SHORT EXERCISE:
Please quote, word for word, the stretch of the passage about making the documentary from "After One Train" through "these animated photographs.".

TEXT PASSAGE:
+-------+

After One Train Later, I was working in England on a photography book with a book designer and we were talking about a film we both really liked, The Kid Stays In The Picture, which was about the famous movie producer Robert Evans. But the picture was made almost entirely of still shots with this very gnarly voice-over. The documentary was directed by Brett Morgen. And I just thought it was great and unusual and I liked the black and white photographs and how the story was told with these animated photographs.
I thought, “I think I can do that." I had two books about my years with The Police and all this photography. And I was thinking I could do the same sort of thing. Then just by chance, I happened to meet someone in Los Angeles who is friends with Brett Morgen and who connected us. And then around the same time, I met Norman Golightly - he was Nicolas Cage's producing partner for many years and an enormous fan of The Police. We got together to discuss a possible collaboration and the conversation turned to making a documentary. Suddenly I had, from nowhere, this enthusiastic little team. We got together and through their connections in Hollywood, we literally sold the film the first afternoon. I was shocked. Because I've lived in Los Angeles for quite a while and most of the people I know are in the movie business and it takes years to get films made, most of them don't even get made, so it was quite thrilling to get to this phase so quickly.

+-------+

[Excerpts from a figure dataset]
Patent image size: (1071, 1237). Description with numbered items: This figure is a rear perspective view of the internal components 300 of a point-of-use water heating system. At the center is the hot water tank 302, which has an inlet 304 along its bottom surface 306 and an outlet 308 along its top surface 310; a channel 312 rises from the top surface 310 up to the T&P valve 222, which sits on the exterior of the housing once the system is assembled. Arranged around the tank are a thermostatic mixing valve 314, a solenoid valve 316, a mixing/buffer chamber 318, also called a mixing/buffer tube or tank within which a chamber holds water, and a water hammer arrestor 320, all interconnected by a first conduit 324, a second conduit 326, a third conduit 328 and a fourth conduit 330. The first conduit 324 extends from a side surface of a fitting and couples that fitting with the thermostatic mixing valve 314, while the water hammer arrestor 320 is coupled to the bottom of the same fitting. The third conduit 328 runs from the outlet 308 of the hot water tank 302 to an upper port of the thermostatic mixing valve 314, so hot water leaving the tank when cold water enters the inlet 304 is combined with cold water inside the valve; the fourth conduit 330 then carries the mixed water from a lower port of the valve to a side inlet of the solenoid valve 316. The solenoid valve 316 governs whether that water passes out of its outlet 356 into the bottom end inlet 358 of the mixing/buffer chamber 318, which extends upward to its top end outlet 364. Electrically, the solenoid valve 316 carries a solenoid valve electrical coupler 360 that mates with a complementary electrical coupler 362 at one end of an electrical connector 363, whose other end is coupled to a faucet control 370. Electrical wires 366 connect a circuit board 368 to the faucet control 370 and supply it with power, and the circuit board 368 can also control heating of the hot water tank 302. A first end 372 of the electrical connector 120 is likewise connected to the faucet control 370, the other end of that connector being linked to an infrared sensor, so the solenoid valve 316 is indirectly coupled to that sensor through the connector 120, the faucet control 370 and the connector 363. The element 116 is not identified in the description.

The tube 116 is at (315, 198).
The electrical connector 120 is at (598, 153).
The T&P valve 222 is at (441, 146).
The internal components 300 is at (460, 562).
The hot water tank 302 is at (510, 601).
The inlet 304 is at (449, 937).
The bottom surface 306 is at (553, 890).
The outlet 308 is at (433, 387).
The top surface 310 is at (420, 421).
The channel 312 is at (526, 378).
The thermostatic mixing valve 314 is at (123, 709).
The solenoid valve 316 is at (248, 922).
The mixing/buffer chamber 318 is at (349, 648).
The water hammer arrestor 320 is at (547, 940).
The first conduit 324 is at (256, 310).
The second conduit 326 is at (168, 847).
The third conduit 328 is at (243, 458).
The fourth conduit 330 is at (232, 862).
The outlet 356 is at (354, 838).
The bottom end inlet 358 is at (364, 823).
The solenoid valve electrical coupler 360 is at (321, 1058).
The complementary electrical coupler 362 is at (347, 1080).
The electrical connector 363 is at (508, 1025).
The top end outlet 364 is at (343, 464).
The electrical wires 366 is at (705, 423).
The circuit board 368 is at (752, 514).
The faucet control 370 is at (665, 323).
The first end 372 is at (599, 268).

+-------+

WRITTEN SOLUTION:
After One Train Later, I was working in England on a photography book with a book designer and we were talking about a film we both really liked, The Kid Stays In The Picture, which was about the famous movie producer Robert Evans. But the picture was made almost entirely of still shots with this very gnarly voice-over. The documentary was directed by Brett Morgen. And I just thought it was great and unusual and I liked the black and white photographs and how the story was told with these animated photographs.